» Set task
All lines featuring the string "this" are to be listed.

» Dataset records
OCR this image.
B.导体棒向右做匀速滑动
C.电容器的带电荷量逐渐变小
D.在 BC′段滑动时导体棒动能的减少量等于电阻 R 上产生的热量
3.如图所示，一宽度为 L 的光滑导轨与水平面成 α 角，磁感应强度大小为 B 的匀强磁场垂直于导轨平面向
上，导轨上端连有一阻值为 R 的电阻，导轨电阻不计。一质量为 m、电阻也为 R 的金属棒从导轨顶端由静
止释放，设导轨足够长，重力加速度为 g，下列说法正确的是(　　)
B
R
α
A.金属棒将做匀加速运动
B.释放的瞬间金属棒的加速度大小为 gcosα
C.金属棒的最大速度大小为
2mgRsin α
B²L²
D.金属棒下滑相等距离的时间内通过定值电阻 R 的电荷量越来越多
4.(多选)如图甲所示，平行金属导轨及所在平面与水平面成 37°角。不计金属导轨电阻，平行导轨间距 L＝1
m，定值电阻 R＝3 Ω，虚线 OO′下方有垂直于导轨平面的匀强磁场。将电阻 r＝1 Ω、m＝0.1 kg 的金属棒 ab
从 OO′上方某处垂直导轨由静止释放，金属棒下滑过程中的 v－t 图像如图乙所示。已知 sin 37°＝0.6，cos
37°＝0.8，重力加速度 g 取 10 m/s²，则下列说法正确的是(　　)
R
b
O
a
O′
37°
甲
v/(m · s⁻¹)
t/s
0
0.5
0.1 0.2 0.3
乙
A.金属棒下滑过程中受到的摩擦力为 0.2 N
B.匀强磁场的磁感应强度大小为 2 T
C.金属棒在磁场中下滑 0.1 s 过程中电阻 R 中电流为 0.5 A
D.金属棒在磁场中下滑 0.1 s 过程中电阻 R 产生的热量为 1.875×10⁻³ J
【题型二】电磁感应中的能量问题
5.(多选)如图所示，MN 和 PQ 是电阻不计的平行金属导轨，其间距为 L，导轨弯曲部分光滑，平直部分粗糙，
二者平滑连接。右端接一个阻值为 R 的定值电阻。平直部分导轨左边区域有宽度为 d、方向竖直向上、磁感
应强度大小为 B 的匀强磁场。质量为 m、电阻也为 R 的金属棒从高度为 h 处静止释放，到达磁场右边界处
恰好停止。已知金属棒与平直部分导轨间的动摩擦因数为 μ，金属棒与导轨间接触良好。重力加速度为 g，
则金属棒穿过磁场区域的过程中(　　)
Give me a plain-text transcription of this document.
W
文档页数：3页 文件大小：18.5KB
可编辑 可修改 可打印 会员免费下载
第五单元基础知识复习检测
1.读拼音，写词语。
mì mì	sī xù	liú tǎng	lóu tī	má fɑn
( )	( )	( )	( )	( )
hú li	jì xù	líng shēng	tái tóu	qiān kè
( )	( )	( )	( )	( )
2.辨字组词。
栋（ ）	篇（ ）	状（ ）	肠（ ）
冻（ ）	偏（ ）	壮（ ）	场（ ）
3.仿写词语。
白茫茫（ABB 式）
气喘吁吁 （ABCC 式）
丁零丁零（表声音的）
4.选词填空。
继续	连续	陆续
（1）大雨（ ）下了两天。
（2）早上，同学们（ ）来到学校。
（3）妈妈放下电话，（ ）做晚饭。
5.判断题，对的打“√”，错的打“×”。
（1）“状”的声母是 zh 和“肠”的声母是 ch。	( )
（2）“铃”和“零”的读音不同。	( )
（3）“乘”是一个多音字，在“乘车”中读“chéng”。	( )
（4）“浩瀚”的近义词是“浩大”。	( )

» Written reply
OCR this image.
Give me a plain-text transcription of this document.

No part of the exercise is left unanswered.